▶ [Goal]: Go through the material below, count the lines with the word "Canadian", and reply with the count alone.

[START Materials provided]

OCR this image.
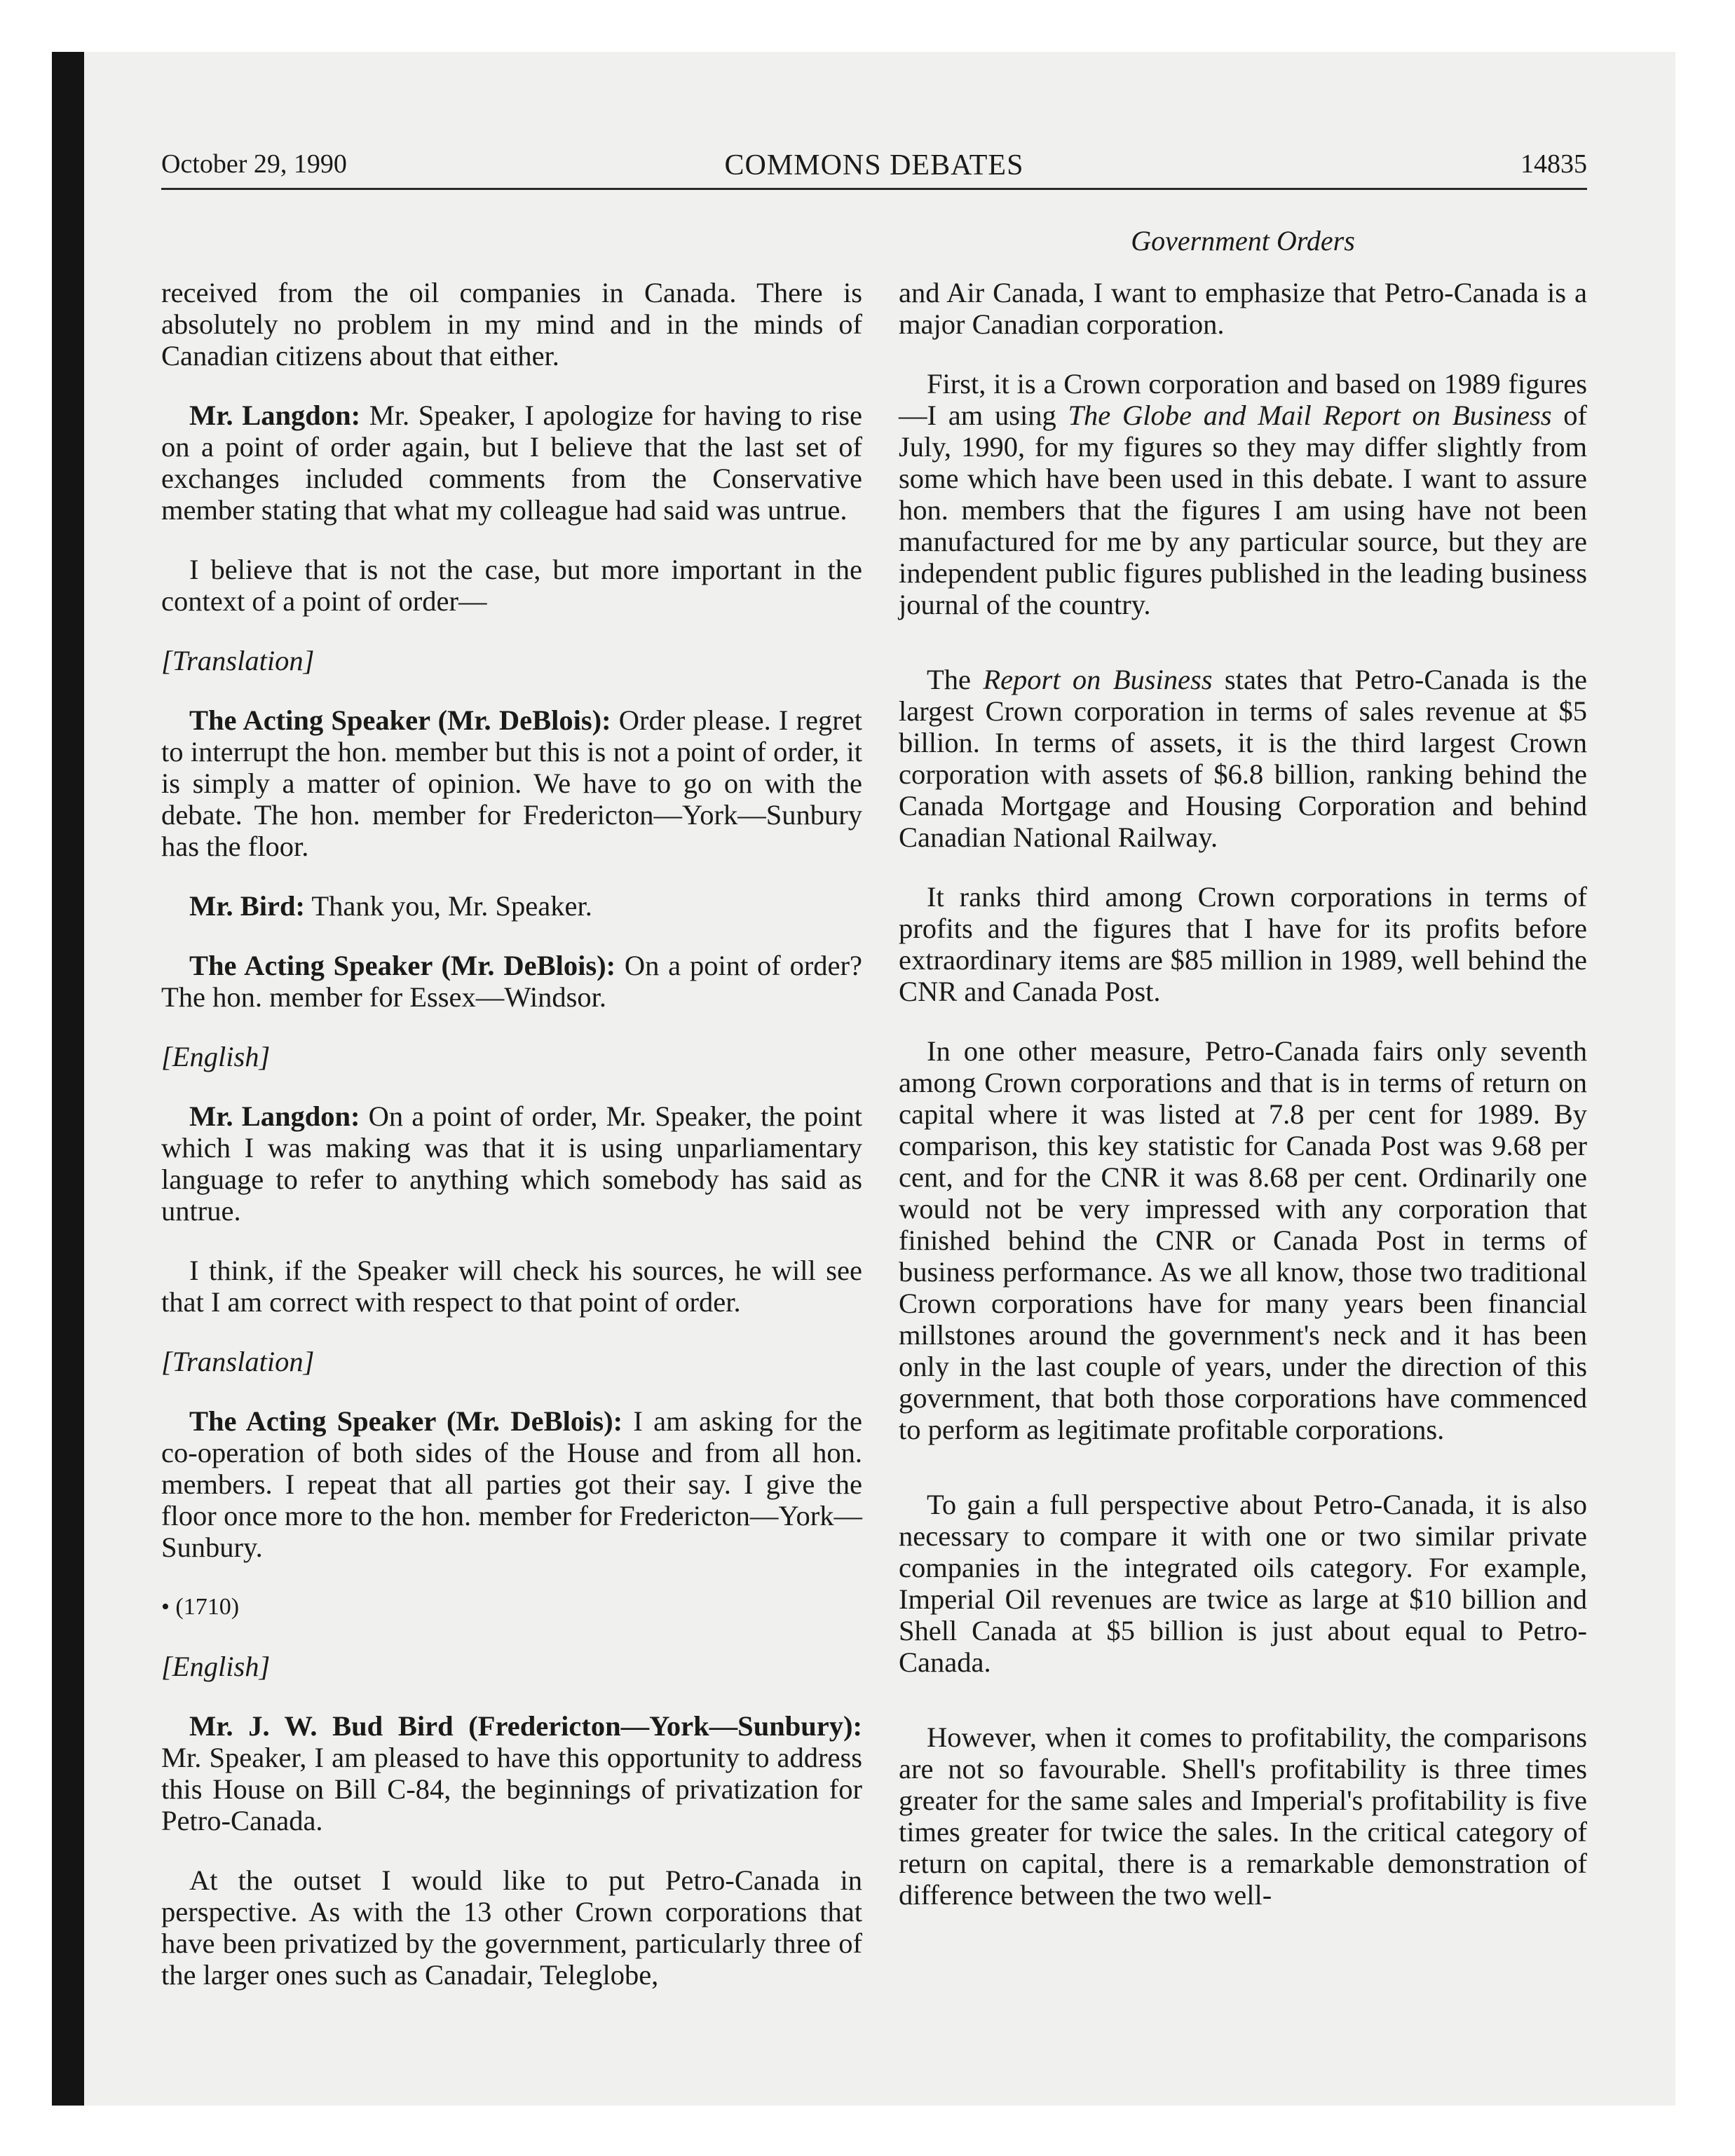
October 29, 1990	COMMONS DEBATES	14835
Government Orders

received from the oil companies in Canada. There is absolutely no problem in my mind and in the minds of Canadian citizens about that either.

Mr. Langdon: Mr. Speaker, I apologize for having to rise on a point of order again, but I believe that the last set of exchanges included comments from the Conservative member stating that what my colleague had said was untrue.

I believe that is not the case, but more important in the context of a point of order—

[Translation]

The Acting Speaker (Mr. DeBlois): Order please. I regret to interrupt the hon. member but this is not a point of order, it is simply a matter of opinion. We have to go on with the debate. The hon. member for Fredericton—York—Sunbury has the floor.

Mr. Bird: Thank you, Mr. Speaker.

The Acting Speaker (Mr. DeBlois): On a point of order? The hon. member for Essex—Windsor.

[English]

Mr. Langdon: On a point of order, Mr. Speaker, the point which I was making was that it is using unparliamentary language to refer to anything which somebody has said as untrue.

I think, if the Speaker will check his sources, he will see that I am correct with respect to that point of order.

[Translation]

The Acting Speaker (Mr. DeBlois): I am asking for the co-operation of both sides of the House and from all hon. members. I repeat that all parties got their say. I give the floor once more to the hon. member for Fredericton—York—Sunbury.

• (1710)

[English]

Mr. J. W. Bud Bird (Fredericton—York—Sunbury): Mr. Speaker, I am pleased to have this opportunity to address this House on Bill C-84, the beginnings of privatization for Petro-Canada.

At the outset I would like to put Petro-Canada in perspective. As with the 13 other Crown corporations that have been privatized by the government, particularly three of the larger ones such as Canadair, Teleglobe,

and Air Canada, I want to emphasize that Petro-Canada is a major Canadian corporation.

First, it is a Crown corporation and based on 1989 figures—I am using The Globe and Mail Report on Business of July, 1990, for my figures so they may differ slightly from some which have been used in this debate. I want to assure hon. members that the figures I am using have not been manufactured for me by any particular source, but they are independent public figures published in the leading business journal of the country.

The Report on Business states that Petro-Canada is the largest Crown corporation in terms of sales revenue at $5 billion. In terms of assets, it is the third largest Crown corporation with assets of $6.8 billion, ranking behind the Canada Mortgage and Housing Corporation and behind Canadian National Railway.

It ranks third among Crown corporations in terms of profits and the figures that I have for its profits before extraordinary items are $85 million in 1989, well behind the CNR and Canada Post.

In one other measure, Petro-Canada fairs only seventh among Crown corporations and that is in terms of return on capital where it was listed at 7.8 per cent for 1989. By comparison, this key statistic for Canada Post was 9.68 per cent, and for the CNR it was 8.68 per cent. Ordinarily one would not be very impressed with any corporation that finished behind the CNR or Canada Post in terms of business performance. As we all know, those two traditional Crown corporations have for many years been financial millstones around the government's neck and it has been only in the last couple of years, under the direction of this government, that both those corporations have commenced to perform as legitimate profitable corporations.

To gain a full perspective about Petro-Canada, it is also necessary to compare it with one or two similar private companies in the integrated oils category. For example, Imperial Oil revenues are twice as large at $10 billion and Shell Canada at $5 billion is just about equal to Petro-Canada.

However, when it comes to profitability, the comparisons are not so favourable. Shell's profitability is three times greater for the same sales and Imperial's profitability is five times greater for twice the sales. In the critical category of return on capital, there is a remarkable demonstration of difference between the two well-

[END Materials provided]

▶ [Expected answer]: 3